-- Begin --

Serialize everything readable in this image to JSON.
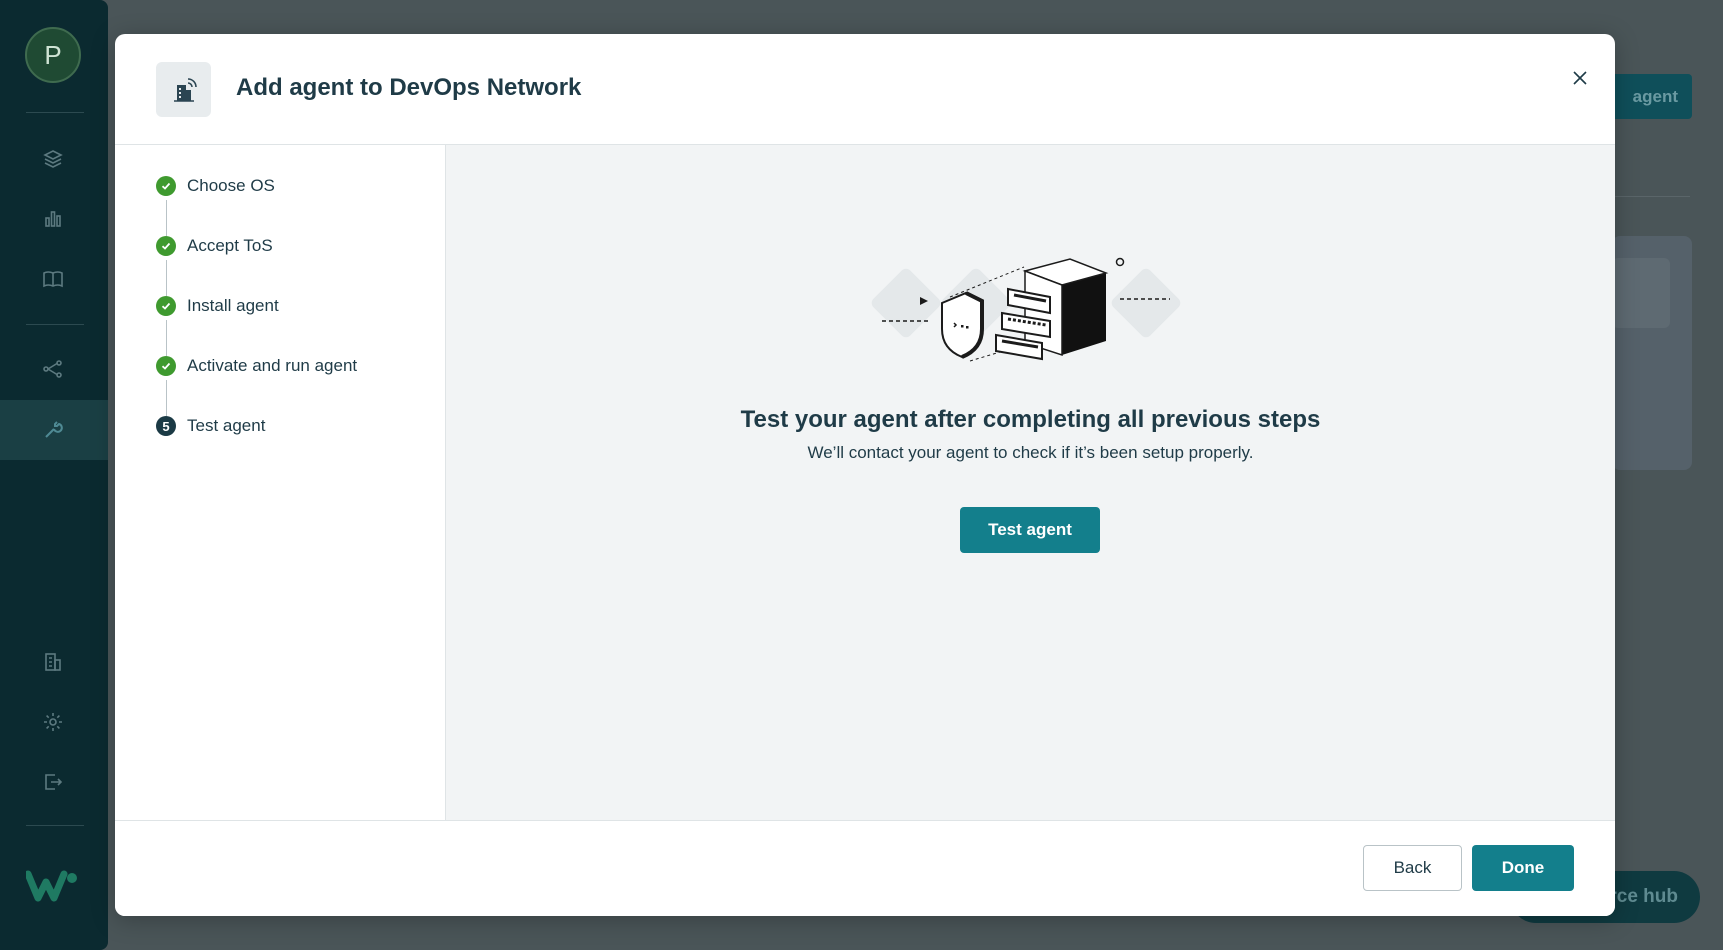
{
  "background": {
    "avatar_initial": "P",
    "header_button_label": "agent",
    "resource_hub_label": "rce hub",
    "sidebar_icons": [
      "layers-icon",
      "bar-chart-icon",
      "book-icon",
      "share-nodes-icon",
      "wrench-icon",
      "building-icon",
      "gear-icon",
      "logout-icon"
    ]
  },
  "modal": {
    "title": "Add agent to DevOps Network",
    "header_icon": "network-building-icon",
    "close_icon": "close-icon",
    "steps": [
      {
        "number": "1",
        "label": "Choose OS",
        "status": "done"
      },
      {
        "number": "2",
        "label": "Accept ToS",
        "status": "done"
      },
      {
        "number": "3",
        "label": "Install agent",
        "status": "done"
      },
      {
        "number": "4",
        "label": "Activate and run agent",
        "status": "done"
      },
      {
        "number": "5",
        "label": "Test agent",
        "status": "current"
      }
    ],
    "content": {
      "heading": "Test your agent after completing all previous steps",
      "subtext": "We’ll contact your agent to check if it’s been setup properly.",
      "test_button_label": "Test agent",
      "illustration": "shield-and-server-illustration"
    },
    "footer": {
      "back_label": "Back",
      "done_label": "Done"
    }
  },
  "colors": {
    "primary": "#137f8c",
    "success": "#3f9a2f",
    "text": "#1f3b47",
    "sidebar": "#0b2a30"
  }
}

-- End --

TASK STATEMENT: Copy the material above in full and exactly, skipping pictures.

TASK SOLUTION:
Serialize everything readable in this image to JSON.
{
  "background": {
    "avatar_initial": "P",
    "header_button_label": "agent",
    "resource_hub_label": "rce hub",
    "sidebar_icons": [
      "layers-icon",
      "bar-chart-icon",
      "book-icon",
      "share-nodes-icon",
      "wrench-icon",
      "building-icon",
      "gear-icon",
      "logout-icon"
    ]
  },
  "modal": {
    "title": "Add agent to DevOps Network",
    "header_icon": "network-building-icon",
    "close_icon": "close-icon",
    "steps": [
      {
        "number": "1",
        "label": "Choose OS",
        "status": "done"
      },
      {
        "number": "2",
        "label": "Accept ToS",
        "status": "done"
      },
      {
        "number": "3",
        "label": "Install agent",
        "status": "done"
      },
      {
        "number": "4",
        "label": "Activate and run agent",
        "status": "done"
      },
      {
        "number": "5",
        "label": "Test agent",
        "status": "current"
      }
    ],
    "content": {
      "heading": "Test your agent after completing all previous steps",
      "subtext": "We’ll contact your agent to check if it’s been setup properly.",
      "test_button_label": "Test agent",
      "illustration": "shield-and-server-illustration"
    },
    "footer": {
      "back_label": "Back",
      "done_label": "Done"
    }
  },
  "colors": {
    "primary": "#137f8c",
    "success": "#3f9a2f",
    "text": "#1f3b47",
    "sidebar": "#0b2a30"
  }
}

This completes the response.